------ Given records ------

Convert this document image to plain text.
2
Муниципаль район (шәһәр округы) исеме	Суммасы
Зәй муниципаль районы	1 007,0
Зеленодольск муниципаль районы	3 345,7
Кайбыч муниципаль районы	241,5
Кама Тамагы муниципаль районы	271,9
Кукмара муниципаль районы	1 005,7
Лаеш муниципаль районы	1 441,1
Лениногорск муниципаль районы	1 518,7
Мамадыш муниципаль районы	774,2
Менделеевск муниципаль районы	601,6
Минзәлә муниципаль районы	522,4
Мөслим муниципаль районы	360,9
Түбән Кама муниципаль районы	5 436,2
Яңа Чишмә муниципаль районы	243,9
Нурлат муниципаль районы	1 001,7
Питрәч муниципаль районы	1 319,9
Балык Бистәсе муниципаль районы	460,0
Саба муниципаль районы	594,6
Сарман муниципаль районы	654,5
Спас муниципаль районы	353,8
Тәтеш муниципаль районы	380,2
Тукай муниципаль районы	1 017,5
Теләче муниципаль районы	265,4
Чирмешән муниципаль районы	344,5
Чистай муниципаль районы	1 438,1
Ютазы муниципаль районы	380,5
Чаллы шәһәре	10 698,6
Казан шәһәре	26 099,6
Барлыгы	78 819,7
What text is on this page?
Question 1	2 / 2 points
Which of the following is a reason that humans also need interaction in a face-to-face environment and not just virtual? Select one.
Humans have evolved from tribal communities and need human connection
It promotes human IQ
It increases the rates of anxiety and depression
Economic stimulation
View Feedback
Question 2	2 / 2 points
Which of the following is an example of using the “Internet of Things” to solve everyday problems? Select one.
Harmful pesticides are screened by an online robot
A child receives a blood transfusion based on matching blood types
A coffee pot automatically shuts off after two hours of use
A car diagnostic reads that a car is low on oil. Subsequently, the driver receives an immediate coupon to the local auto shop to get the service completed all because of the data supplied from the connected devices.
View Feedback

------

§ Instructions for the task:
Only the lines from the one containing "What text is on this page?" through the end of the entries above belong in the answer; repeat them exactly.

§ Answer for the task:
What text is on this page?
Question 1	2 / 2 points
Which of the following is a reason that humans also need interaction in a face-to-face environment and not just virtual? Select one.
Humans have evolved from tribal communities and need human connection
It promotes human IQ
It increases the rates of anxiety and depression
Economic stimulation
View Feedback
Question 2	2 / 2 points
Which of the following is an example of using the “Internet of Things” to solve everyday problems? Select one.
Harmful pesticides are screened by an online robot
A child receives a blood transfusion based on matching blood types
A coffee pot automatically shuts off after two hours of use
A car diagnostic reads that a car is low on oil. Subsequently, the driver receives an immediate coupon to the local auto shop to get the service completed all because of the data supplied from the connected devices.
View Feedback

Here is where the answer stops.